#### 原文 ####

おんたけで夏登山

2年前から8月11日は「山の日」。夏山に登った経験はありますか? 編集部では一足早く夏山を体験。場所は、長野県と岐阜県の県境にある御嶽山(おんたけさん・標高3,067m)です。名古屋市内からもその頂を見られる日もありますね。大噴火から4年、復興へと一歩一歩進んでいます。

 

古くからの霊山、スピリチュアルスポット

この古い地図は9合目の山小屋「石室山荘」に飾られていたもの。御嶽山の歴史を物語る資料の一つです。図の中央、一番上に描かれた「御嶽神社」は、噴火後に規制され入ることができない山頂の剣が峰あたり。神社の少し右下あたりにある「石室コヤ」は現在9号目にある山小屋・石室山荘(標高2,820m)、さらにその少し下にある「女人コヤ」が8合目にある山小屋・女人堂(標高2,470m)です。

御嶽山は古来よりスピリチュアルスポット、ということを知っていますか? 資料によると、奈良時代の宝亀五(774)年、国内に疫病が流行した際に、信濃守 石川朝臣望足が疫病祓い祈願をしたのが始まりとされています。

江戸時代に入り、山岳信仰の機運が高まります。1700年代後半、尾張の行者・覚明の登山をきっかけに黒沢口の登山道が整備され、覚明の没後に、彼の志を受けついだ信者が布教活動を行った結果、山岳信仰が一般に普及するようになったそうです。登山道には覚明を祀ったとされる霊場のほか、多くの石碑が建てられています。

明治初期までは8合目を境に、女性は入山禁止。男性は白装束に着替え、わらじを履き山頂を目指していたといいます。

今では“山ガール”という言葉があるように誰でも自由に山を楽しむことができますが、かつては修行や信仰のための山。そんな歴史的背景を知って登るといろいろ感じることがあるかもしれません。

 

山小屋に泊まる

写真の真ん中に見える建物は、9合目にある石室山荘。御岳ロープウェイの飯森高原駅から山荘までは約3時間の道のりです。写真は8合目から9合目の途中で撮影。近そうに見えますが、ここからは普通の人で1時間弱(上り)ほど。御嶽山は日帰りで楽しむこともできますが、山小屋に泊まらないとできない楽しみもたくさんあります。

山によって設備は変わりますが、この石室山荘はというと…

食堂兼登山道(写真中央に見える通路)、トイレや手洗い場、この他大小の宿泊部屋、布団の用意もあります。

食事は、山岳信仰の行者さんに配慮した野菜の煮物や天ぷらなど温かい和食をいただくことができます(夕食の一例)。

そして泊まったからこそ見られる、満点の星空とご来光、雲海。天候に恵まれた今回の登山では朝6時前に、朝日、雲海をバックに、ナッツ公式キャラクター・ナゴローの神々しい(!)姿を撮影してみました。遠くに、南アルプス、富士山まで見渡すことができましたよ。

#### 提供データ ####

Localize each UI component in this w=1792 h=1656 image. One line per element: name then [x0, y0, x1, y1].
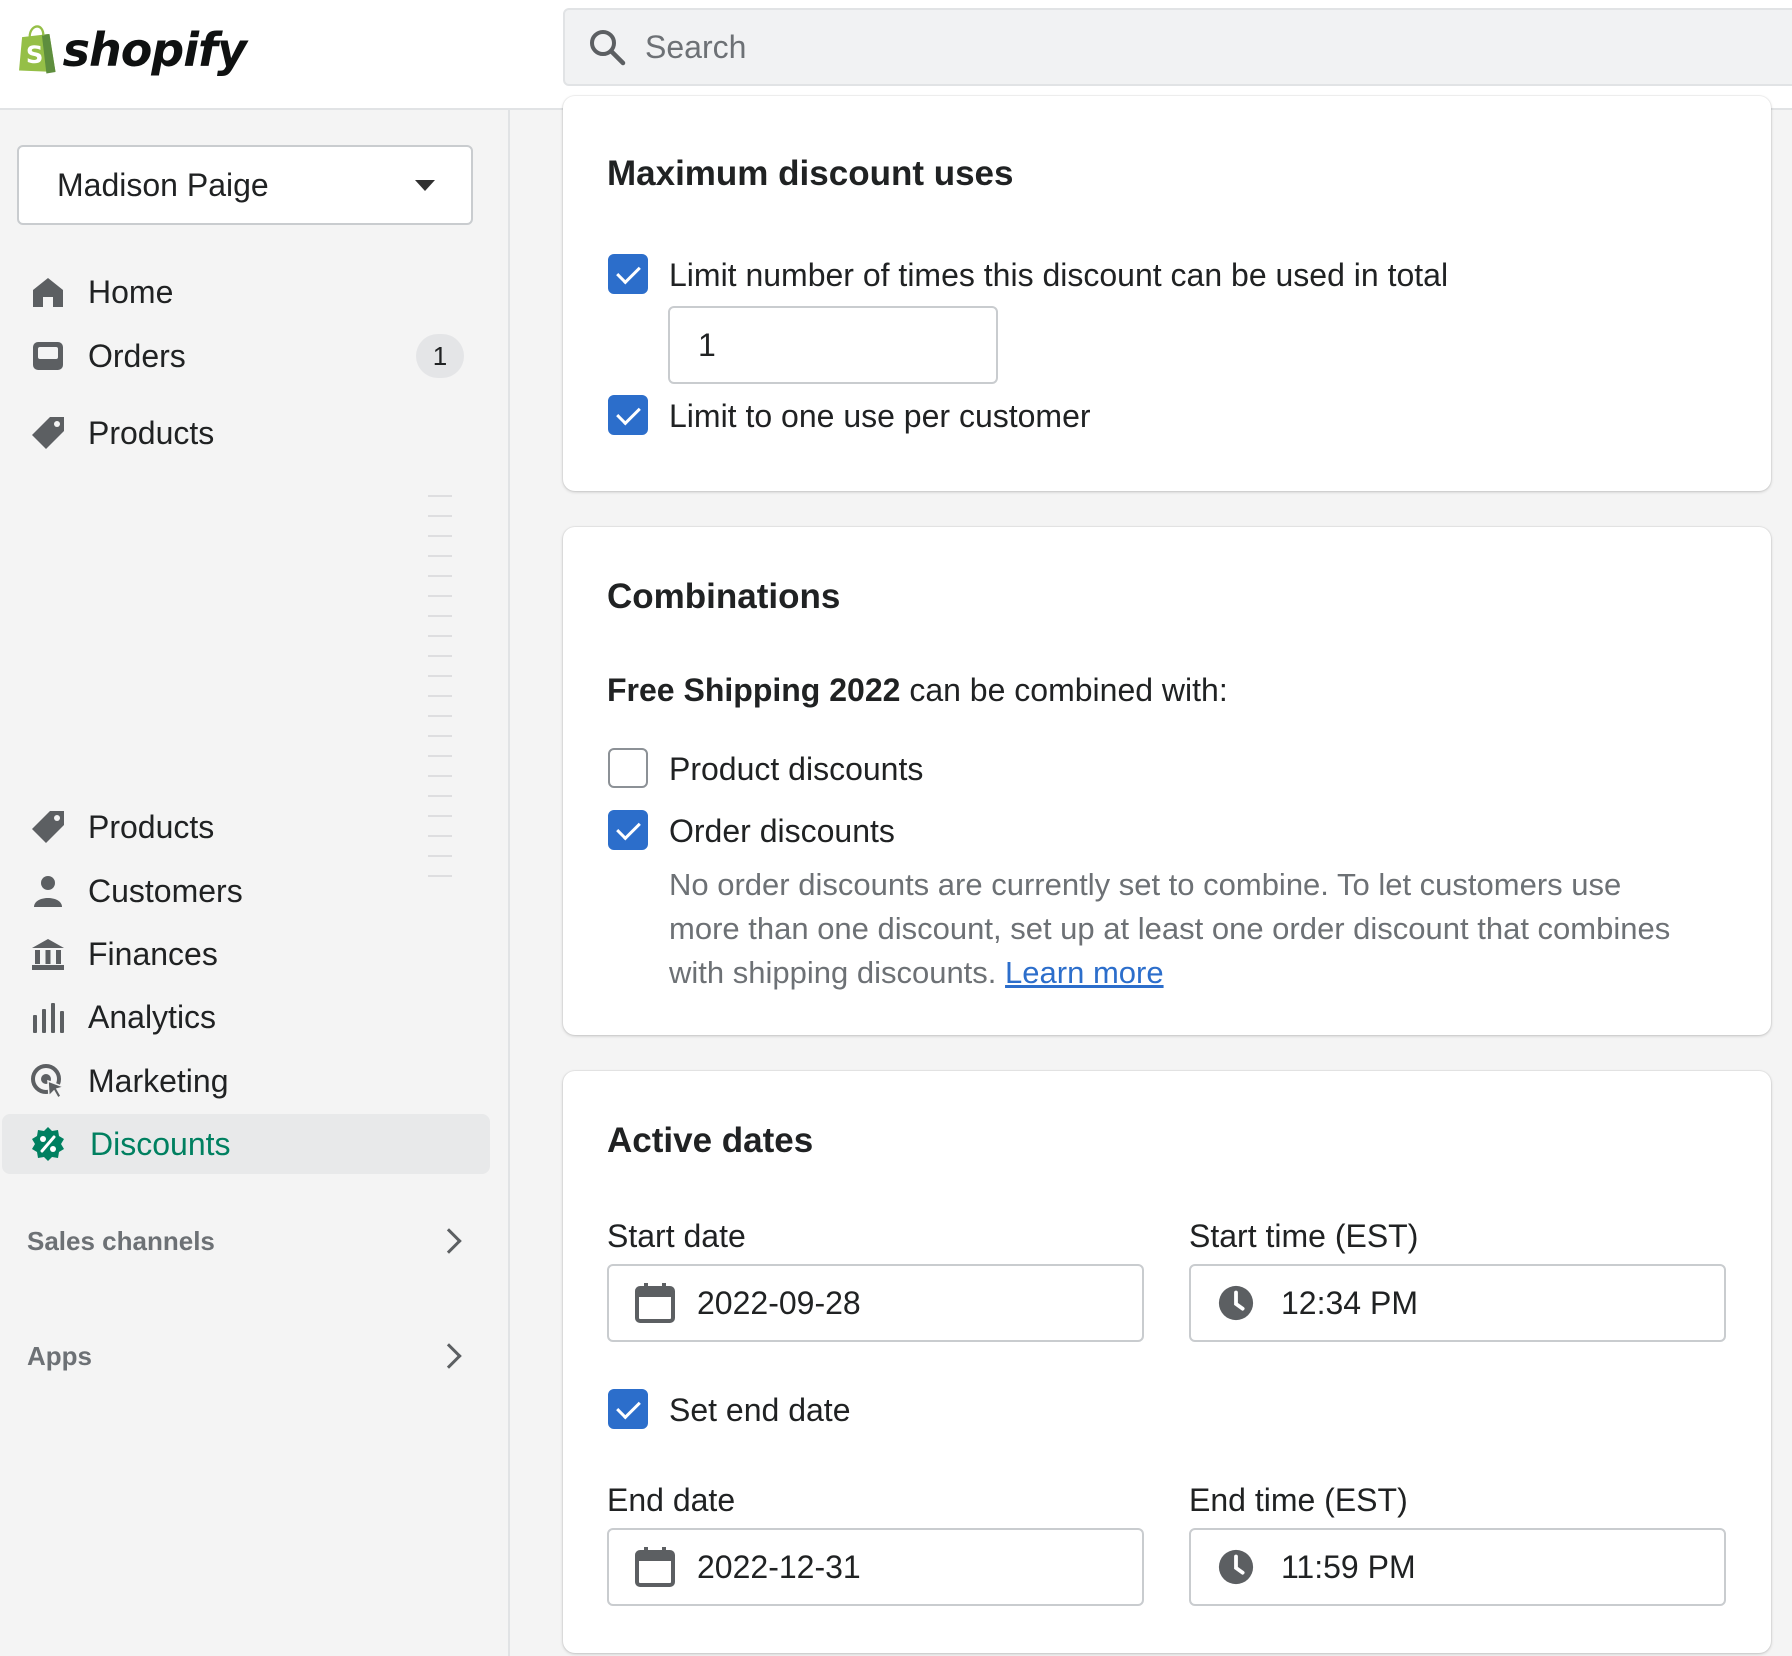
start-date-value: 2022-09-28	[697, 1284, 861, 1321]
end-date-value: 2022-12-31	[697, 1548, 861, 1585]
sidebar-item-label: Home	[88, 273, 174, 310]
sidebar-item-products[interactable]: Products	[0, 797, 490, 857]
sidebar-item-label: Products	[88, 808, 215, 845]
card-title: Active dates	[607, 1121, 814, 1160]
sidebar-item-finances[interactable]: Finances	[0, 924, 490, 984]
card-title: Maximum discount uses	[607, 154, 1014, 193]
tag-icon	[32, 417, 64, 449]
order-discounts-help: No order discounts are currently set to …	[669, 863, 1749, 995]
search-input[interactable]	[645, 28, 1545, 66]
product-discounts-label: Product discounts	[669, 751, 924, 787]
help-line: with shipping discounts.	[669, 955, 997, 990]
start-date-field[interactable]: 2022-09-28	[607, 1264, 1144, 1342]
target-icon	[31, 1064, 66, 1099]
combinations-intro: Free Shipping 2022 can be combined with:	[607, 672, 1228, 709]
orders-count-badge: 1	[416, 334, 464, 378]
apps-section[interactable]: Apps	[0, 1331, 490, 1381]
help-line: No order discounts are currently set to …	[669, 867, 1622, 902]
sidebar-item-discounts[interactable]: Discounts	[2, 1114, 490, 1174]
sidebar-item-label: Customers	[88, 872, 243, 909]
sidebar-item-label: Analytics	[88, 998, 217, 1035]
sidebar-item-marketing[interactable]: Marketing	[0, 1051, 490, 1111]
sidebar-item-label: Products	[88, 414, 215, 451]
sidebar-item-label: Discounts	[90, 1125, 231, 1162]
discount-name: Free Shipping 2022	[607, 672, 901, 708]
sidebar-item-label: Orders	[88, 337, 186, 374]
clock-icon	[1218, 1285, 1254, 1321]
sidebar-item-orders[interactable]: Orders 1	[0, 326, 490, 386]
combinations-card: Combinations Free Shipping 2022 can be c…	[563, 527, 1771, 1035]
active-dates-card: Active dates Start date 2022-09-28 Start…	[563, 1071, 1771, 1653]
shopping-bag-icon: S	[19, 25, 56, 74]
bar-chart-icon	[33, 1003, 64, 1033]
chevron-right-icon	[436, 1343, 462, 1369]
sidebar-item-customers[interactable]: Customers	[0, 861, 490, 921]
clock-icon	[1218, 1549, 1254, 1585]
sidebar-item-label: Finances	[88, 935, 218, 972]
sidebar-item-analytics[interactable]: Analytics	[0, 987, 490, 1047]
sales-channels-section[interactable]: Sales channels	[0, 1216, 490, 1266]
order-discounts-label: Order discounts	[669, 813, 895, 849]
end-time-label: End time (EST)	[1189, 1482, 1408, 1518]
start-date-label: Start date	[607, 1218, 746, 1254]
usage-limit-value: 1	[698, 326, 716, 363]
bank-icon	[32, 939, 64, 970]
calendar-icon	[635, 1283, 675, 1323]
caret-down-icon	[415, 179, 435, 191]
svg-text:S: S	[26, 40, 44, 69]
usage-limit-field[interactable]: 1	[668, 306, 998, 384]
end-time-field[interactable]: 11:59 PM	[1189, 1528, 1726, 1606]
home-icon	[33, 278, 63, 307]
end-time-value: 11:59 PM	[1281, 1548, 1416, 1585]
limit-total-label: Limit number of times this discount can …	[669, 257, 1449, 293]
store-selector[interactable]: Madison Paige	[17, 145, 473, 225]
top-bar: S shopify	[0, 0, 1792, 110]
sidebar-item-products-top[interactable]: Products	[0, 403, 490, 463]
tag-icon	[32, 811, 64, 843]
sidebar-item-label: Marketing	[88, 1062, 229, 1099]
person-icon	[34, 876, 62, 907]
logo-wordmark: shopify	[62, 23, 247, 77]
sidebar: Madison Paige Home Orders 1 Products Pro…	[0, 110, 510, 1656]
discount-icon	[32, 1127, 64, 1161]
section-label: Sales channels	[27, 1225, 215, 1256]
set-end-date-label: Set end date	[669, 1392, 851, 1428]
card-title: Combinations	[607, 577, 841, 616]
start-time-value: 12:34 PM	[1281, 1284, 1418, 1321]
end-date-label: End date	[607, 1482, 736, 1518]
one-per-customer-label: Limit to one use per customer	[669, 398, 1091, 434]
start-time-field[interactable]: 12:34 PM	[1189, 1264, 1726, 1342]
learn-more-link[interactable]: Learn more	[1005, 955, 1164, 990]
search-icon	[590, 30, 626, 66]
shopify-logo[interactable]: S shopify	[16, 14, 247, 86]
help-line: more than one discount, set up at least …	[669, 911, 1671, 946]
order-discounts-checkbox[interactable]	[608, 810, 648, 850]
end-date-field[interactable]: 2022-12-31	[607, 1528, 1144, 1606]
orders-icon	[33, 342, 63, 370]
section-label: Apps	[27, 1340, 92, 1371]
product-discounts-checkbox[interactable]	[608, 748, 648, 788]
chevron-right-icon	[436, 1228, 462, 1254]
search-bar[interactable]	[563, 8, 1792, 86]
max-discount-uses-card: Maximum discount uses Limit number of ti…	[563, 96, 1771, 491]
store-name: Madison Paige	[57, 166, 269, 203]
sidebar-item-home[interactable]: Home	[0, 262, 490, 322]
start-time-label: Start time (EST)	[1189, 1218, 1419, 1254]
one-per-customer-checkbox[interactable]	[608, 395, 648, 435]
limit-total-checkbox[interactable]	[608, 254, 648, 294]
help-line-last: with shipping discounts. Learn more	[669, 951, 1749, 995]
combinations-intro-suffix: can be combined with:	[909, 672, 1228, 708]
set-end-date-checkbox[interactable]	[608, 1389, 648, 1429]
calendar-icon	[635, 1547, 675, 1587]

####

- [練習問題]
[1] 御嶽山の文章から、「江戸時代に入り、山岳信仰の機」を含む語句で始まり「い楽しみもたくさんあります。」で終わる部分を、そのまま書き写してください。
[2] 御嶽山の文章をもとに、次の問いに答えてください。
(a) 9合目の山小屋・石室山荘の標高は何メートルか。
(b) 明治初期まで、女性は何合目を境に入山を禁じられていたか。
(c) 御岳ロープウェイの飯森高原駅から石室山荘までは、約何時間の道のりか。

- [解答]
[1]
江戸時代に入り、山岳信仰の機運が高まります。1700年代後半、尾張の行者・覚明の登山をきっかけに黒沢口の登山道が整備され、覚明の没後に、彼の志を受けついだ信者が布教活動を行った結果、山岳信仰が一般に普及するようになったそうです。登山道には覚明を祀ったとされる霊場のほか、多くの石碑が建てられています。

明治初期までは8合目を境に、女性は入山禁止。男性は白装束に着替え、わらじを履き山頂を目指していたといいます。

今では“山ガール”という言葉があるように誰でも自由に山を楽しむことができますが、かつては修行や信仰のための山。そんな歴史的背景を知って登るといろいろ感じることがあるかもしれません。

 

山小屋に泊まる

写真の真ん中に見える建物は、9合目にある石室山荘。御岳ロープウェイの飯森高原駅から山荘までは約3時間の道のりです。写真は8合目から9合目の途中で撮影。近そうに見えますが、ここからは普通の人で1時間弱(上り)ほど。御嶽山は日帰りで楽しむこともできますが、山小屋に泊まらないとできない楽しみもたくさんあります。

[2]
(a) 2,820m
(b) 8合目
(c) 約3時間